> Your tasks:
1. From the excerpt on state SAF tax credits below, extract the passage starting with "Exhibit 4: Proposed" and going on through "die in committee.".
2. In the excerpt on state SAF tax credits below, what annual cap does the Michigan structure set for year one?

We believe Michigan is most likely the next state to implement a credit and expect the structure to be used by other states. This includes credit prices ranging from $1.50 per gallon to $2 per gallon. There is a $0.02 increase for every CI percentage point increase above 50%. The structure will include an annual cap of $4.5 million for year one and $9 million for each year thereafter.

Exhibit 4: Proposed Structure of the Michigan SAF Tax Credit

Source: Michigan legislature

We see two key interconnected limiting factors for SAF legislation. The first is budgetary constraints as states deal with competing priorities. Even in states where SAF is the main industry, lawmakers have chosen to put off allocating funds to SAF use cases. Lawmakers in Minnesota and Nebraska put on hold considerations to enhance existing credits — either raising the annual allocation amount or the duration — pending clearer demand signals from industry. This pattern also emerged in Hawaii, Kentucky, and Nebraska, as they were all evaluating the creation of a subsidy framework when other priorities took up capacity, leading these efforts to die in committee.

> Listed records:
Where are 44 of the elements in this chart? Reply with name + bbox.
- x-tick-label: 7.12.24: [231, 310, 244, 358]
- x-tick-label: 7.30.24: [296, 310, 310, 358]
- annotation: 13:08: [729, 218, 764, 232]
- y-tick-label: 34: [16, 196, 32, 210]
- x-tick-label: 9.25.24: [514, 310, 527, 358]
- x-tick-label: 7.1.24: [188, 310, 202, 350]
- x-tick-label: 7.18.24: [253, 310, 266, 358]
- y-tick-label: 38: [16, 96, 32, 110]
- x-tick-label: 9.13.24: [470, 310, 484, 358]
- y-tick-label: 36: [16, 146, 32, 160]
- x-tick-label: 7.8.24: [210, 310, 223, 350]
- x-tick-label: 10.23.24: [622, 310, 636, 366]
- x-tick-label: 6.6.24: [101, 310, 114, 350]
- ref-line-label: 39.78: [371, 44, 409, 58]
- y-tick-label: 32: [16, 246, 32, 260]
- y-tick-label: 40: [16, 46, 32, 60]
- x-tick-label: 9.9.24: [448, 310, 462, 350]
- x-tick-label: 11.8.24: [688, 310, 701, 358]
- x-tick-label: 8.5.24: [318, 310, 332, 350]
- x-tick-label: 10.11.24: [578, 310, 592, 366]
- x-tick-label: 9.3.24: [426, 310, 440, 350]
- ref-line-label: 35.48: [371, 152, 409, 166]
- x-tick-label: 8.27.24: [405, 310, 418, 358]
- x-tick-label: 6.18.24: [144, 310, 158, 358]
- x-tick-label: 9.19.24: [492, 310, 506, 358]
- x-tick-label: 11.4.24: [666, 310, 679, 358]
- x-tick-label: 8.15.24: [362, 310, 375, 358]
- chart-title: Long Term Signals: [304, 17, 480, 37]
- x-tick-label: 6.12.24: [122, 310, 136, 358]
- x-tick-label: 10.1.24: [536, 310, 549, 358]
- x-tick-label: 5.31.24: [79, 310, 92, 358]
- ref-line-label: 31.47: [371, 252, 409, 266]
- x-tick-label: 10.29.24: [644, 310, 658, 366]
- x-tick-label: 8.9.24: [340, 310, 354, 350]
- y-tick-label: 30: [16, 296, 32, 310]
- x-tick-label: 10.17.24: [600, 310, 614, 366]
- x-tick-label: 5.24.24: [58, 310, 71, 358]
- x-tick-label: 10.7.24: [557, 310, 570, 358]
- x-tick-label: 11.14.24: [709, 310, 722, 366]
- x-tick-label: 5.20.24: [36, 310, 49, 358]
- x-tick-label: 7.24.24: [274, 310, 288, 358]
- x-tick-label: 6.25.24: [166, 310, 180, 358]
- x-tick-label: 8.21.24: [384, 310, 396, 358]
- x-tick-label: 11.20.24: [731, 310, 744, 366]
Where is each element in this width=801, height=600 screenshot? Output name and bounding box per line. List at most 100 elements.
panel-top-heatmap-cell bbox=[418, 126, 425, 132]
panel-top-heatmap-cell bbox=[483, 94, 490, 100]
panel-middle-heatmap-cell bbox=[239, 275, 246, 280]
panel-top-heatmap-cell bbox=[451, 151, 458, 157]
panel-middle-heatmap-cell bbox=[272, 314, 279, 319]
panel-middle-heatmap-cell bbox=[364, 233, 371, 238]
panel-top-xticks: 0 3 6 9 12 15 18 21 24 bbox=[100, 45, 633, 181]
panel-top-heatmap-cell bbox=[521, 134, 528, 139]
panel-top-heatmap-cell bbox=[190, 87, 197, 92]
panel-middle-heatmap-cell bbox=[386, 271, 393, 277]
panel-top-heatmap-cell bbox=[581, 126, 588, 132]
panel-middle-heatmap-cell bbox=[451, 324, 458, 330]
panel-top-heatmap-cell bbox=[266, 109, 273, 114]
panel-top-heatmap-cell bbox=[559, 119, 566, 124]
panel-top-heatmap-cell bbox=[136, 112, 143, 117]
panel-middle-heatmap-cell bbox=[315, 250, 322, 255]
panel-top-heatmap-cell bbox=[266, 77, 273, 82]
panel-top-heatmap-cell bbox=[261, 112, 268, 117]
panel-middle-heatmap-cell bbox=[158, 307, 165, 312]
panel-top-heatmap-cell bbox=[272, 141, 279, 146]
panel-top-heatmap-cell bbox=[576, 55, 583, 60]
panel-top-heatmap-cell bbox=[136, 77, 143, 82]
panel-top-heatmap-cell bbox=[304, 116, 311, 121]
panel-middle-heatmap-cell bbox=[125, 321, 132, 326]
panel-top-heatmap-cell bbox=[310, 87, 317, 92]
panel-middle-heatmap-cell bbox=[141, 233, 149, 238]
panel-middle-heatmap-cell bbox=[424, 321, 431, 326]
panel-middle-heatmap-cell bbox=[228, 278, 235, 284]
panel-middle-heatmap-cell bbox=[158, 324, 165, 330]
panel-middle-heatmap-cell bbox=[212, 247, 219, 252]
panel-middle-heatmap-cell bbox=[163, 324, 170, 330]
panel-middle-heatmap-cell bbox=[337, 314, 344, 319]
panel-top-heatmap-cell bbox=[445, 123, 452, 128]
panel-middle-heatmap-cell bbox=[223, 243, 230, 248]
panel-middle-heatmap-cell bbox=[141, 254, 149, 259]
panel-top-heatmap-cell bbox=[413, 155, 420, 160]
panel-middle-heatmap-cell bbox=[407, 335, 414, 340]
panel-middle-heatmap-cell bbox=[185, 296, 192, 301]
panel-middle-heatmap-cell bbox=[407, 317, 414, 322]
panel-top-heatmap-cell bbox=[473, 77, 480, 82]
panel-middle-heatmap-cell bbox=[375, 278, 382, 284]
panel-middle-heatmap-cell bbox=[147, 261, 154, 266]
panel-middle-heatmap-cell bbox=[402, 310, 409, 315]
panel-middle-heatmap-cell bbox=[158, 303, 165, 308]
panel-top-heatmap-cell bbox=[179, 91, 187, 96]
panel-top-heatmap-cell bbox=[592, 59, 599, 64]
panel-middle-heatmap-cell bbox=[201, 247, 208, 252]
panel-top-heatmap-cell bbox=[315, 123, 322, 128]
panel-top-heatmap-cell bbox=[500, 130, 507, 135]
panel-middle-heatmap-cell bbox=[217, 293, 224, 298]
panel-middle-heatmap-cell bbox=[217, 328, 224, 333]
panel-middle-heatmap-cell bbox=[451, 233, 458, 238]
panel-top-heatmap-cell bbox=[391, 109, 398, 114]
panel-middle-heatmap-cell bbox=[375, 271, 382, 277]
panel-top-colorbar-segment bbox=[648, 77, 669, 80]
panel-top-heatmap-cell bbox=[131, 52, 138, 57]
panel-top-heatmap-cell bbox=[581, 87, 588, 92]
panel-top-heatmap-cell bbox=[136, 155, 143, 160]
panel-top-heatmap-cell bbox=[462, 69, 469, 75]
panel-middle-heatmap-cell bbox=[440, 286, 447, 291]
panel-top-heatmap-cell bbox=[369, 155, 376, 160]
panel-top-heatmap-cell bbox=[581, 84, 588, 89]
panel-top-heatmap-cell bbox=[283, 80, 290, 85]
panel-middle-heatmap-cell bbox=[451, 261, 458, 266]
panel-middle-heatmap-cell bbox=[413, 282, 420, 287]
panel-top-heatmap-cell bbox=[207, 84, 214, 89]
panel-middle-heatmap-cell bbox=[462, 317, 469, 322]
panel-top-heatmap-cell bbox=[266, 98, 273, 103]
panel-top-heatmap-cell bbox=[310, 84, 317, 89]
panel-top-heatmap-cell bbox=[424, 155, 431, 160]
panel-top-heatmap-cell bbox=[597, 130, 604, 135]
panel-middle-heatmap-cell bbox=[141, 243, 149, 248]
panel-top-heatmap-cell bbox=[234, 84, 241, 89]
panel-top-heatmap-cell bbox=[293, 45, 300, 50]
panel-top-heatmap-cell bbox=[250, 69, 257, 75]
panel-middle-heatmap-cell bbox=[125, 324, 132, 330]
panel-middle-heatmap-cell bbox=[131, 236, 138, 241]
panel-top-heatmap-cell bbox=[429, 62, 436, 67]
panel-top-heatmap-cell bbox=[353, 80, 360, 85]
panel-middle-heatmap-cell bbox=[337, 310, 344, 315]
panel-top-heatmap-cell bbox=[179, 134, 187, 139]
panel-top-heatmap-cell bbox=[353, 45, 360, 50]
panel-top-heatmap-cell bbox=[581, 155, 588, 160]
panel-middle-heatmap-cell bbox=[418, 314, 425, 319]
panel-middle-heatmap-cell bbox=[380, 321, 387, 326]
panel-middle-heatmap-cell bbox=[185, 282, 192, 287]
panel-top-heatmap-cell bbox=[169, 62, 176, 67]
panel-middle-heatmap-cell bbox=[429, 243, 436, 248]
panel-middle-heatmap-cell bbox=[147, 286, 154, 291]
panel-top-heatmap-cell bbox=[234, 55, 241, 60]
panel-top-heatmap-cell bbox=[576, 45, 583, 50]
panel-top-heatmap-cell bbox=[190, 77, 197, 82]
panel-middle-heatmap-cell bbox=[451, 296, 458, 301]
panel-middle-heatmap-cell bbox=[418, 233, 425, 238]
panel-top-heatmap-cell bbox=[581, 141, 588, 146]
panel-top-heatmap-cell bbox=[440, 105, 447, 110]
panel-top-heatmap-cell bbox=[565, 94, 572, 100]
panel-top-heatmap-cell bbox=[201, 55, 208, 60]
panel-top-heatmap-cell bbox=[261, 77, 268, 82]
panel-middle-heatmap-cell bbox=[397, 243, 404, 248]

> Solutions to each task:
1.
Exhibit 4: Proposed Structure of the Michigan SAF Tax Credit

Source: Michigan legislature

We see two key interconnected limiting factors for SAF legislation. The first is budgetary constraints as states deal with competing priorities. Even in states where SAF is the main industry, lawmakers have chosen to put off allocating funds to SAF use cases. Lawmakers in Minnesota and Nebraska put on hold considerations to enhance existing credits — either raising the annual allocation amount or the duration — pending clearer demand signals from industry. This pattern also emerged in Hawaii, Kentucky, and Nebraska, as they were all evaluating the creation of a subsidy framework when other priorities took up capacity, leading these efforts to die in committee.

2. $4.5 million